──────── RAW RECORDS ────────

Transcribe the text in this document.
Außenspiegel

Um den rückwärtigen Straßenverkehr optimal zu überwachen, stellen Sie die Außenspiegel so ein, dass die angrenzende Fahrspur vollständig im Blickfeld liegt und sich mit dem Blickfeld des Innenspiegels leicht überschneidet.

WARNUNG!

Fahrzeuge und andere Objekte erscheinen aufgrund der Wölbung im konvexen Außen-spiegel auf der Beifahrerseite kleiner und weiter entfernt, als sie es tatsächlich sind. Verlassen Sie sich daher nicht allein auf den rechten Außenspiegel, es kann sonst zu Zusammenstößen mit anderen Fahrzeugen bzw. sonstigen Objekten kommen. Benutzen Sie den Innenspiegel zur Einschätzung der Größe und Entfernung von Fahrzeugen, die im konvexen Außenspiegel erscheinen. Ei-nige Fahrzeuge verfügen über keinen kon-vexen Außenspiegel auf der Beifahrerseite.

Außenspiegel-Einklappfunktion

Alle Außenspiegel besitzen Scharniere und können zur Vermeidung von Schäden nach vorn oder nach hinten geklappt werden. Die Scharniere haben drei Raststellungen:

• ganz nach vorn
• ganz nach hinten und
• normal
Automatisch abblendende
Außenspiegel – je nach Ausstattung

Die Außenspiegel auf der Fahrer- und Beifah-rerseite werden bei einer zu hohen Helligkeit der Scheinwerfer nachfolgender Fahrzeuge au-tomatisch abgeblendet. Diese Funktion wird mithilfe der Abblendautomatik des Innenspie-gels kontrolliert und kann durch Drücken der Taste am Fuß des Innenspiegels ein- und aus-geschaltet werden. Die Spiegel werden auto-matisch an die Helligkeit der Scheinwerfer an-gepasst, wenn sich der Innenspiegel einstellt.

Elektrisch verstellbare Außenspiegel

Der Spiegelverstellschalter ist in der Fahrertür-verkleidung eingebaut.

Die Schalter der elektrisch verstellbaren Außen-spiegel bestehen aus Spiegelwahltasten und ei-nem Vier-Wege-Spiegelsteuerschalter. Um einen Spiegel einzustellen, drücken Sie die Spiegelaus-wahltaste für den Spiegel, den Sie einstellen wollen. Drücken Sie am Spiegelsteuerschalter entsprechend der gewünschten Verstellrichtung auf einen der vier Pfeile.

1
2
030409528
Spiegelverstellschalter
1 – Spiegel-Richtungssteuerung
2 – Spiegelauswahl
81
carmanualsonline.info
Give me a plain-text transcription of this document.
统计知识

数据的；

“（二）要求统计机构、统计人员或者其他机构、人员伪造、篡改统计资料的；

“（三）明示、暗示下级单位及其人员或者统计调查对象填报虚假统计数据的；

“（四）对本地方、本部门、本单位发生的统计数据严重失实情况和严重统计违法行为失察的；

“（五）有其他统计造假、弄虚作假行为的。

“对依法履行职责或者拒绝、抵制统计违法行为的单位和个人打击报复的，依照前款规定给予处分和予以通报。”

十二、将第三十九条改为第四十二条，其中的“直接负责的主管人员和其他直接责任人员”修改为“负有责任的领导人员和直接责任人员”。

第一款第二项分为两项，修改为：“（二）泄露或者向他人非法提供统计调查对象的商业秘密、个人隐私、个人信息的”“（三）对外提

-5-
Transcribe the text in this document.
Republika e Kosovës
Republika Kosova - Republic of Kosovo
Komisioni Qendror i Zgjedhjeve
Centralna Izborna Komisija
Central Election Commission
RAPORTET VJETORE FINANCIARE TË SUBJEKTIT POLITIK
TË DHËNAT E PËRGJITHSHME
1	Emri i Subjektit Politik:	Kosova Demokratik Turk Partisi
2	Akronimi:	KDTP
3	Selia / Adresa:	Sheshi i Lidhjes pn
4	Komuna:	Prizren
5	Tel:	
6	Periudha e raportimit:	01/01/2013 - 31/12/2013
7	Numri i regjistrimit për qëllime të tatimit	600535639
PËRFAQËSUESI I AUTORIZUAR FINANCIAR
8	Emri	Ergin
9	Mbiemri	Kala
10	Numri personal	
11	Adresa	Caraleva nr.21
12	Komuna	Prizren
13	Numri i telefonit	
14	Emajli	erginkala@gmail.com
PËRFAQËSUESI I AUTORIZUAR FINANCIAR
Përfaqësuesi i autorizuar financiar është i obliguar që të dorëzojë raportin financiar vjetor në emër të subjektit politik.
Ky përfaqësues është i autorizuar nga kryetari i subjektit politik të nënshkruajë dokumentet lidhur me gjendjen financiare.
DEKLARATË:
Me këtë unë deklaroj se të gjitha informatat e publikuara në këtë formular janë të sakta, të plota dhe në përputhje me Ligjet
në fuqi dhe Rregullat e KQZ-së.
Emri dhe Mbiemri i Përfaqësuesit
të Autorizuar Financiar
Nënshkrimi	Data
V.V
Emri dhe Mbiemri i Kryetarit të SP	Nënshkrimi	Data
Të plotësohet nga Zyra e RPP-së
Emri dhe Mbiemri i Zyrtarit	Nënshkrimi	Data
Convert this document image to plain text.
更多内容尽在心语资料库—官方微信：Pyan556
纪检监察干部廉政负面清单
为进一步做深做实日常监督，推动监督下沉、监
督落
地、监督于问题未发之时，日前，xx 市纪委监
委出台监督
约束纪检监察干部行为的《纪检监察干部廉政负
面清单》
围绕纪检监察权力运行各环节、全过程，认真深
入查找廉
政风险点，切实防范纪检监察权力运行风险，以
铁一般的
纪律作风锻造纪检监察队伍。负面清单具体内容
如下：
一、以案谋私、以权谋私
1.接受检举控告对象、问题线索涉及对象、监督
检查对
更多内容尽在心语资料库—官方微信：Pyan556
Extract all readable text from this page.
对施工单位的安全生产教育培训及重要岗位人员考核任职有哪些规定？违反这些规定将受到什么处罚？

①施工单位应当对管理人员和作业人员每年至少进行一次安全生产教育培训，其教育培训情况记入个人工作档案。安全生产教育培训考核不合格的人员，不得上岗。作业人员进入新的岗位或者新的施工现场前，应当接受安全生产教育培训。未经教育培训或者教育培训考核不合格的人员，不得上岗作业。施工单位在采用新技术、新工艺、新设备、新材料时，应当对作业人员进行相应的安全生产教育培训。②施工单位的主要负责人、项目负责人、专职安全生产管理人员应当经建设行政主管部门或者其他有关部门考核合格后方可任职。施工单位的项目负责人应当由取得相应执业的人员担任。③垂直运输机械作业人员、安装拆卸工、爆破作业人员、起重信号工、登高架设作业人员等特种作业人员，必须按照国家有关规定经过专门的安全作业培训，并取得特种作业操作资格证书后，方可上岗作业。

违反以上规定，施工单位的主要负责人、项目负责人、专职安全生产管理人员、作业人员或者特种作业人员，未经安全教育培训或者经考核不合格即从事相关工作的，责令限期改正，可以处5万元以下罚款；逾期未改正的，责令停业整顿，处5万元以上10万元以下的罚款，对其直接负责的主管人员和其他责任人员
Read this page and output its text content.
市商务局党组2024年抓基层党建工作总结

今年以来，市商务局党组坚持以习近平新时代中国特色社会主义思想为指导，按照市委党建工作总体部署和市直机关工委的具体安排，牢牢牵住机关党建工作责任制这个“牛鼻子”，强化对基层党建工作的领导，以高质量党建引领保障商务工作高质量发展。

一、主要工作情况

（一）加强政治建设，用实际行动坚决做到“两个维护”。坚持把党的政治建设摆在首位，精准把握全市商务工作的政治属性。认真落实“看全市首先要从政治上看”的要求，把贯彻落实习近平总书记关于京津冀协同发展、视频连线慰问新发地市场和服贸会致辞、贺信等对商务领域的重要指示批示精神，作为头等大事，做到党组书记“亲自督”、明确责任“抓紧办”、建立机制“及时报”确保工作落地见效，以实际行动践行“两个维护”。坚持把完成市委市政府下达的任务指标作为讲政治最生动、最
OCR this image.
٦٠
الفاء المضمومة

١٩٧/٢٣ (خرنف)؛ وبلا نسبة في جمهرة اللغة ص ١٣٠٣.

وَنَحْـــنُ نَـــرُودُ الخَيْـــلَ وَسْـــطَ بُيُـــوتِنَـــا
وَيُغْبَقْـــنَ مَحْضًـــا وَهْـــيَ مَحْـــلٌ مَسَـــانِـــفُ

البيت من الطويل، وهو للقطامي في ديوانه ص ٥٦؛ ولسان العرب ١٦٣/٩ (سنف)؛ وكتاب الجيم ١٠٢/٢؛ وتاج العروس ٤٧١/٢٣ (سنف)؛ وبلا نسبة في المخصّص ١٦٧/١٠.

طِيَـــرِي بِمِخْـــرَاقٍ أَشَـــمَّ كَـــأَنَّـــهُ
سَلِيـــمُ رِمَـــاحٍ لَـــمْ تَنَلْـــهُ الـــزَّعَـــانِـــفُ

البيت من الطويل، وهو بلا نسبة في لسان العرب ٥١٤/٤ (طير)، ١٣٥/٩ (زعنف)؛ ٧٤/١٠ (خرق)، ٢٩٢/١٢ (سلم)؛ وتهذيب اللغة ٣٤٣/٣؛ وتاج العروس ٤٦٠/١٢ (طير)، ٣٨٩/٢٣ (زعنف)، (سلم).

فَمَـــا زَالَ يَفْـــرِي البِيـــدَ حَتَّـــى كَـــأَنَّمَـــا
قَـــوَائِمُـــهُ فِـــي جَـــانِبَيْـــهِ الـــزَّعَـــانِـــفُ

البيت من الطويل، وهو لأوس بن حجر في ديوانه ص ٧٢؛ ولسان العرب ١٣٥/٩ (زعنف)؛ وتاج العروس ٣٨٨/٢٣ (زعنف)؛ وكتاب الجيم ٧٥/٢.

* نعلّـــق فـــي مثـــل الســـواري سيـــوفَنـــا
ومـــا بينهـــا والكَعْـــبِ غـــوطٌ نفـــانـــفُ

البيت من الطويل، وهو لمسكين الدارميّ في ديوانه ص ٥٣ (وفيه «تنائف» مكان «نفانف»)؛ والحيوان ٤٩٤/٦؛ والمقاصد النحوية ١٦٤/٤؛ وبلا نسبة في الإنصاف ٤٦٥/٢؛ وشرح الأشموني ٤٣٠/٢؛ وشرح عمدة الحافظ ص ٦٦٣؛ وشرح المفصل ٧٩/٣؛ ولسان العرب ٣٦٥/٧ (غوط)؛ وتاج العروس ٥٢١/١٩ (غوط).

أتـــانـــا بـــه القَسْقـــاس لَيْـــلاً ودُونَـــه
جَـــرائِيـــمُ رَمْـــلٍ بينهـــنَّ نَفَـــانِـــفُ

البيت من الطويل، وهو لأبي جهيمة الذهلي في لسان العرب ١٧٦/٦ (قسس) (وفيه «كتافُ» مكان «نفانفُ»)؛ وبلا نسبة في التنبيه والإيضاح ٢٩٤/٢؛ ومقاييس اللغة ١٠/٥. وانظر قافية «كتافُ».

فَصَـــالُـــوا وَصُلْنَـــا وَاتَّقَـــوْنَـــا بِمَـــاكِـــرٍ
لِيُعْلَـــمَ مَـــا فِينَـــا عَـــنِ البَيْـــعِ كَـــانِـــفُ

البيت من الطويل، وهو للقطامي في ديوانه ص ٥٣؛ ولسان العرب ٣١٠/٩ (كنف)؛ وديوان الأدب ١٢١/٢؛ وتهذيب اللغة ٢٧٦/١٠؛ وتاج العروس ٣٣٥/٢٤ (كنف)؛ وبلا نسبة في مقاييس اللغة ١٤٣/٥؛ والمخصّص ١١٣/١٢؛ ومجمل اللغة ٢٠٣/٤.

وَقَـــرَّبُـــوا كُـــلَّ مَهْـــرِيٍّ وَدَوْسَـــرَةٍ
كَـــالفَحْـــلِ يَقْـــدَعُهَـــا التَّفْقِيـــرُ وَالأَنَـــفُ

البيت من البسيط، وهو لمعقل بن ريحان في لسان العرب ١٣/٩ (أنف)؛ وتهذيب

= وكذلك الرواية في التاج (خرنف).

────────

DIRECTIONS FOR THIS TASK — From the entries above, copy every line containing the word "اللغة".

WRITTEN RESPONSE —
١٩٧/٢٣ (خرنف)؛ وبلا نسبة في جمهرة اللغة ص ١٣٠٣.
البيت من الطويل، وهو بلا نسبة في لسان العرب ٥١٤/٤ (طير)، ١٣٥/٩ (زعنف)؛ ٧٤/١٠ (خرق)، ٢٩٢/١٢ (سلم)؛ وتهذيب اللغة ٣٤٣/٣؛ وتاج العروس ٤٦٠/١٢ (طير)، ٣٨٩/٢٣ (زعنف)، (سلم).
البيت من الطويل، وهو لأبي جهيمة الذهلي في لسان العرب ١٧٦/٦ (قسس) (وفيه «كتافُ» مكان «نفانفُ»)؛ وبلا نسبة في التنبيه والإيضاح ٢٩٤/٢؛ ومقاييس اللغة ١٠/٥. وانظر قافية «كتافُ».
البيت من الطويل، وهو للقطامي في ديوانه ص ٥٣؛ ولسان العرب ٣١٠/٩ (كنف)؛ وديوان الأدب ١٢١/٢؛ وتهذيب اللغة ٢٧٦/١٠؛ وتاج العروس ٣٣٥/٢٤ (كنف)؛ وبلا نسبة في مقاييس اللغة ١٤٣/٥؛ والمخصّص ١١٣/١٢؛ ومجمل اللغة ٢٠٣/٤.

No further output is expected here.